◆ To do:
Count how many lines in the material below hold the word "microspheres"; the reply is that number alone.

⁂

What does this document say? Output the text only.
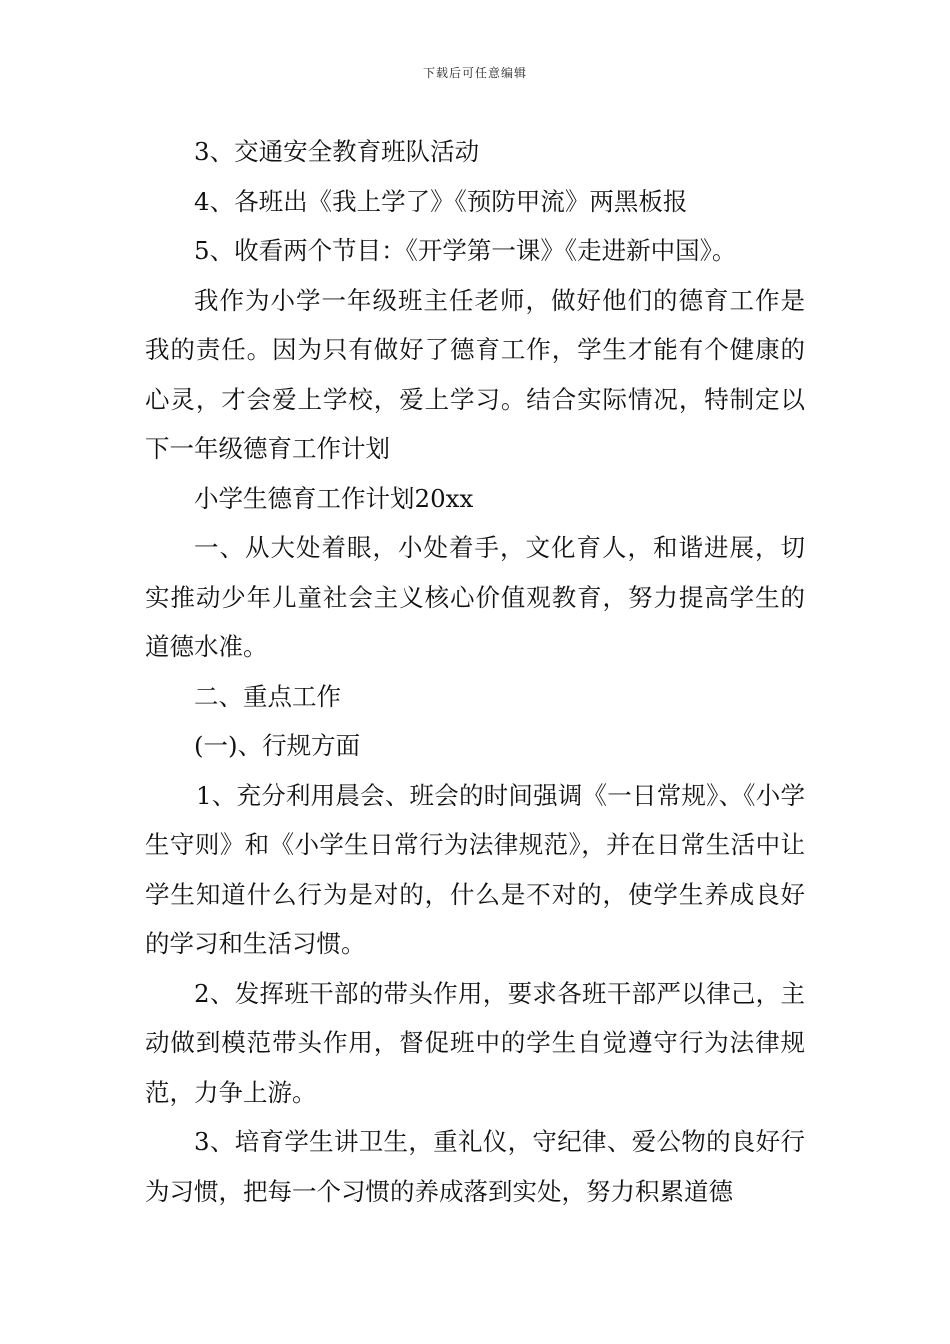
下载后可任意编辑

3、交通安全教育班队活动

4、各班出《我上学了》《预防甲流》两黑板报

5、收看两个节目：《开学第一课》《走进新中国》。

我作为小学一年级班主任老师，做好他们的德育工作是我的责任。因为只有做好了德育工作，学生才能有个健康的心灵，才会爱上学校，爱上学习。结合实际情况，特制定以下一年级德育工作计划

小学生德育工作计划20xx

一、从大处着眼，小处着手，文化育人，和谐进展，切实推动少年儿童社会主义核心价值观教育，努力提高学生的道德水准。

二、重点工作

(一)、行规方面

1、充分利用晨会、班会的时间强调《一日常规》、《小学生守则》和《小学生日常行为法律规范》，并在日常生活中让学生知道什么行为是对的，什么是不对的，使学生养成良好的学习和生活习惯。

2、发挥班干部的带头作用，要求各班干部严以律己，主动做到模范带头作用，督促班中的学生自觉遵守行为法律规范，力争上游。

3、培育学生讲卫生，重礼仪，守纪律、爱公物的良好行为习惯，把每一个习惯的养成落到实处，努力积累道德
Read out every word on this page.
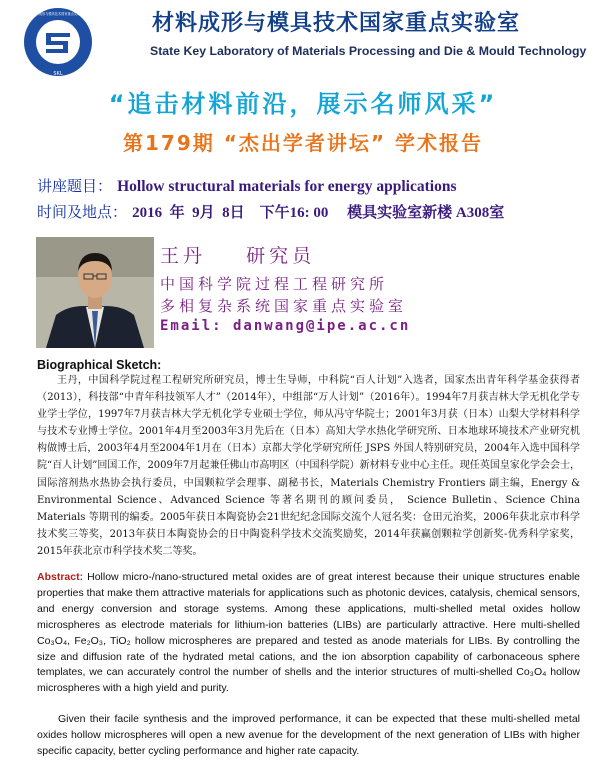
SKL
材料成形与模具技术国家重点实验室	材料成形与模具技术国家重点实验室
State Key Laboratory of Materials Processing and Die & Mould Technology
“追击材料前沿，展示名师风采”
第179期 “杰出学者讲坛” 学术报告
讲座题目： Hollow structural materials for energy applications
时间及地点： 2016  年  9月  8日    下午16: 00     模具实验室新楼 A308室
王丹    研究员
中国科学院过程工程研究所
多相复杂系统国家重点实验室
Email: danwang@ipe.ac.cn
Biographical Sketch:

王丹，中国科学院过程工程研究所研究员，博士生导师，中科院“百人计划”入选者，国家杰出青年科学基金获得者（2013），科技部“中青年科技领军人才”（2014年），中组部“万人计划”（2016年）。1994年7月获吉林大学无机化学专业学士学位，1997年7月获吉林大学无机化学专业硕士学位，师从冯守华院士；2001年3月获（日本）山梨大学材料科学与技术专业博士学位。2001年4月至2003年3月先后在（日本）高知大学水热化学研究所、日本地球环境技术产业研究机构做博士后，2003年4月至2004年1月在（日本）京都大学化学研究所任 JSPS 外国人特别研究员，2004年入选中国科学院“百人计划”回国工作，2009年7月起兼任佛山市高明区（中国科学院）新材料专业中心主任。现任英国皇家化学会会士，国际溶剂热水热协会执行委员，中国颗粒学会理事、副秘书长，Materials Chemistry Frontiers 副主编，Energy & Environmental Science、Advanced Science 等著名期刊的顾问委员， Science Bulletin、Science China Materials 等期刊的编委。2005年获日本陶瓷协会21世纪纪念国际交流个人冠名奖：仓田元治奖，2006年获北京市科学技术奖三等奖，2013年获日本陶瓷协会的日中陶瓷科学技术交流奖励奖，2014年获赢创颗粒学创新奖-优秀科学家奖，2015年获北京市科学技术奖二等奖。

Abstract: Hollow micro-/nano-structured metal oxides are of great interest because their unique structures enable properties that make them attractive materials for applications such as photonic devices, catalysis, chemical sensors, and energy conversion and storage systems. Among these applications, multi-shelled metal oxides hollow microspheres as electrode materials for lithium-ion batteries (LIBs) are particularly attractive. Here multi-shelled Co₃O₄, Fe₂O₃, TiO₂ hollow microspheres are prepared and tested as anode materials for LIBs. By controlling the size and diffusion rate of the hydrated metal cations, and the ion absorption capability of carbonaceous sphere templates, we can accurately control the number of shells and the interior structures of multi-shelled Co₃O₄ hollow microspheres with a high yield and purity.

Given their facile synthesis and the improved performance, it can be expected that these multi-shelled metal oxides hollow microspheres will open a new avenue for the development of the next generation of LIBs with higher specific capacity, better cycling performance and higher rate capacity.
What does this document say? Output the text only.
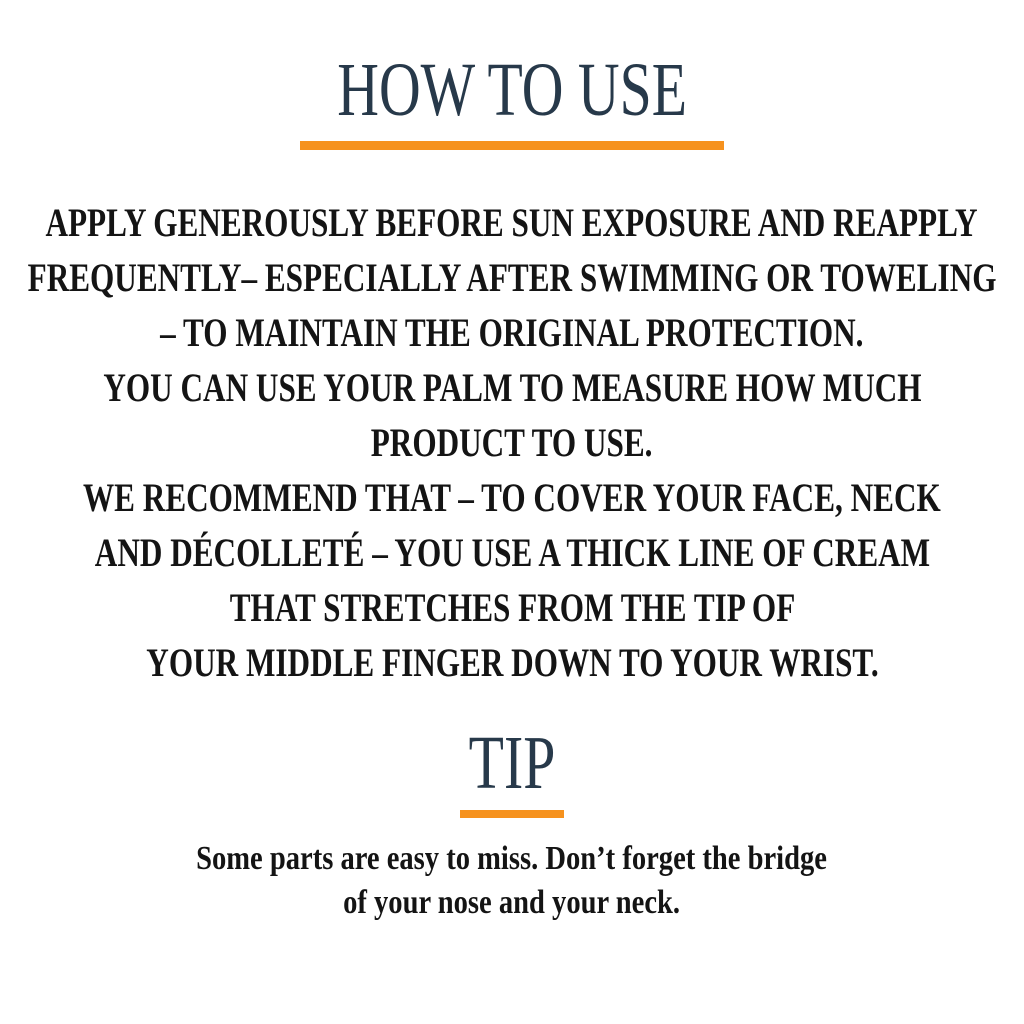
HOW TO USE
APPLY GENEROUSLY BEFORE SUN EXPOSURE AND REAPPLY
FREQUENTLY– ESPECIALLY AFTER SWIMMING OR TOWELING
– TO MAINTAIN THE ORIGINAL PROTECTION.
YOU CAN USE YOUR PALM TO MEASURE HOW MUCH
PRODUCT TO USE.
WE RECOMMEND THAT – TO COVER YOUR FACE, NECK
AND DÉCOLLETÉ – YOU USE A THICK LINE OF CREAM
THAT STRETCHES FROM THE TIP OF
YOUR MIDDLE FINGER DOWN TO YOUR WRIST.
TIP
Some parts are easy to miss. Don’t forget the bridge
of your nose and your neck.
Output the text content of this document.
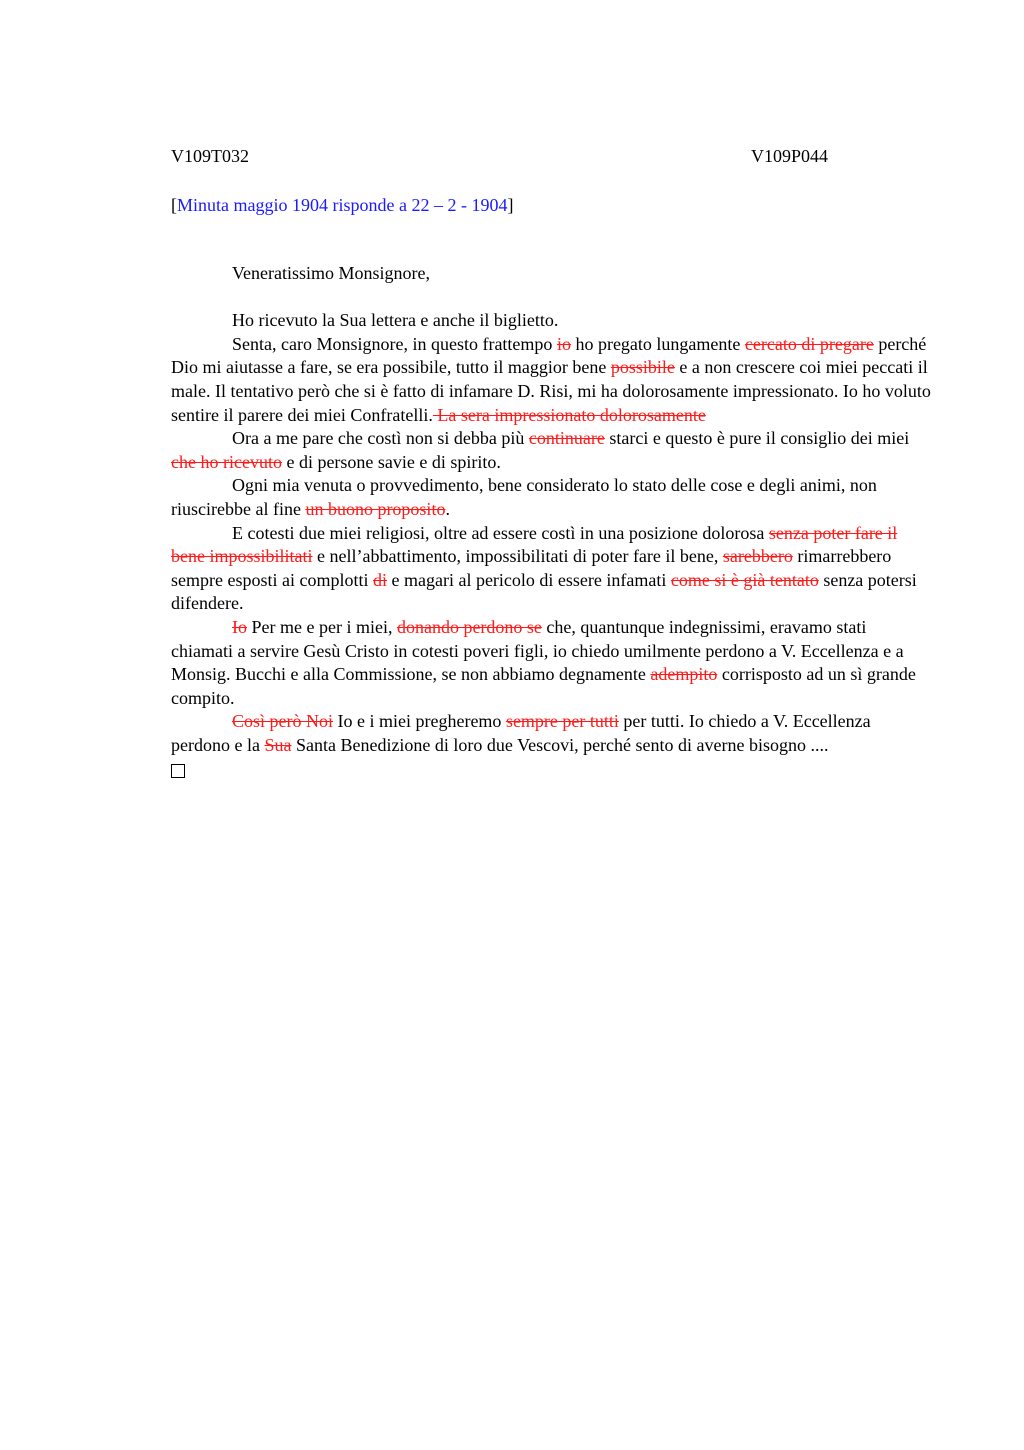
V109T032	V109P044
[Minuta maggio 1904 risponde a 22 – 2 - 1904]
Veneratissimo Monsignore,

Ho ricevuto la Sua lettera e anche il biglietto.

Senta, caro Monsignore, in questo frattempo io ho pregato lungamente cercato di pregare perché Dio mi aiutasse a fare, se era possibile, tutto il maggior bene possibile e a non crescere coi miei peccati il male. Il tentativo però che si è fatto di infamare D. Risi, mi ha dolorosamente impressionato. Io ho voluto sentire il parere dei miei Confratelli. La sera impressionato dolorosamente

Ora a me pare che costì non si debba più continuare starci e questo è pure il consiglio dei miei che ho ricevuto e di persone savie e di spirito.

Ogni mia venuta o provvedimento, bene considerato lo stato delle cose e degli animi, non riuscirebbe al fine un buono proposito.

E cotesti due miei religiosi, oltre ad essere costì in una posizione dolorosa senza poter fare il bene impossibilitati e nell’abbattimento, impossibilitati di poter fare il bene, sarebbero rimarrebbero sempre esposti ai complotti di e magari al pericolo di essere infamati come si è già tentato senza potersi difendere.

Io Per me e per i miei, donando perdono se che, quantunque indegnissimi, eravamo stati chiamati a servire Gesù Cristo in cotesti poveri figli, io chiedo umilmente perdono a V. Eccellenza e a Monsig. Bucchi e alla Commissione, se non abbiamo degnamente adempito corrisposto ad un sì grande compito.

Così però Noi Io e i miei pregheremo sempre per tutti per tutti. Io chiedo a V. Eccellenza perdono e la Sua Santa Benedizione di loro due Vescovi, perché sento di averne bisogno ....
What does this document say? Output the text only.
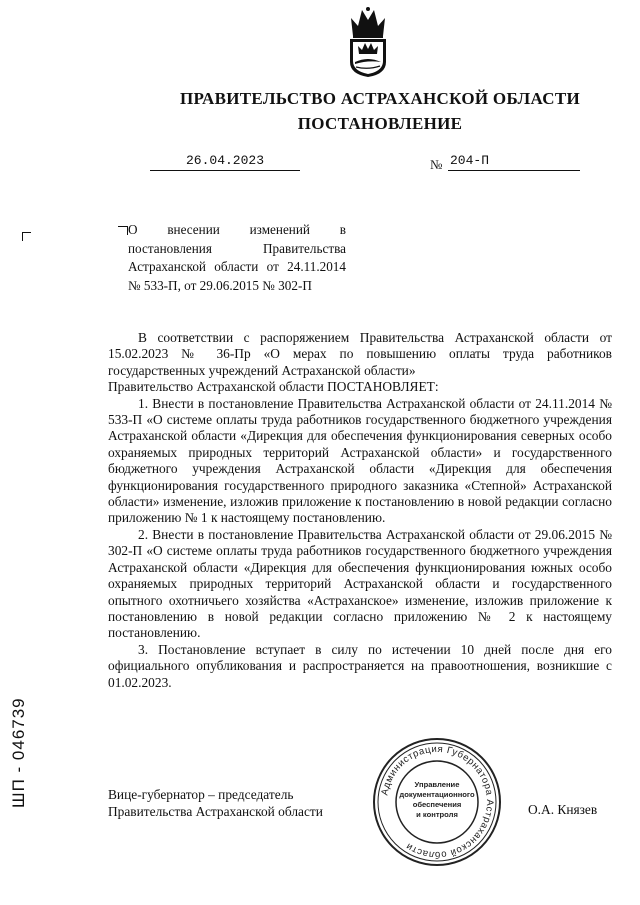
ПРАВИТЕЛЬСТВО АСТРАХАНСКОЙ ОБЛАСТИ
ПОСТАНОВЛЕНИЕ
26.04.2023	№ 204-П
О внесении изменений в постановления Правительства Астраханской области от 24.11.2014 № 533-П, от 29.06.2015 № 302-П

В соответствии с распоряжением Правительства Астраханской области от 15.02.2023 № 36-Пр «О мерах по повышению оплаты труда работников государственных учреждений Астраханской области»

Правительство Астраханской области ПОСТАНОВЛЯЕТ:

1. Внести в постановление Правительства Астраханской области от 24.11.2014 № 533-П «О системе оплаты труда работников государственного бюджетного учреждения Астраханской области «Дирекция для обеспечения функционирования северных особо охраняемых природных территорий Астраханской области» и государственного бюджетного учреждения Астраханской области «Дирекция для обеспечения функционирования государственного природного заказника «Степной» Астраханской области» изменение, изложив приложение к постановлению в новой редакции согласно приложению № 1 к настоящему постановлению.

2. Внести в постановление Правительства Астраханской области от 29.06.2015 № 302-П «О системе оплаты труда работников государственного бюджетного учреждения Астраханской области «Дирекция для обеспечения функционирования южных особо охраняемых природных территорий Астраханской области и государственного опытного охотничьего хозяйства «Астраханское» изменение, изложив приложение к постановлению в новой редакции согласно приложению № 2 к настоящему постановлению.

3. Постановление вступает в силу по истечении 10 дней после дня его официального опубликования и распространяется на правоотношения, возникшие с 01.02.2023.

Вице-губернатор – председатель
Правительства Астраханской области	О.А. Князев
Администрация Губернатора Астраханской области
Управление
документационного
обеспечения
и контроля
ШП - 046739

⁂

◆ Expected answer:
2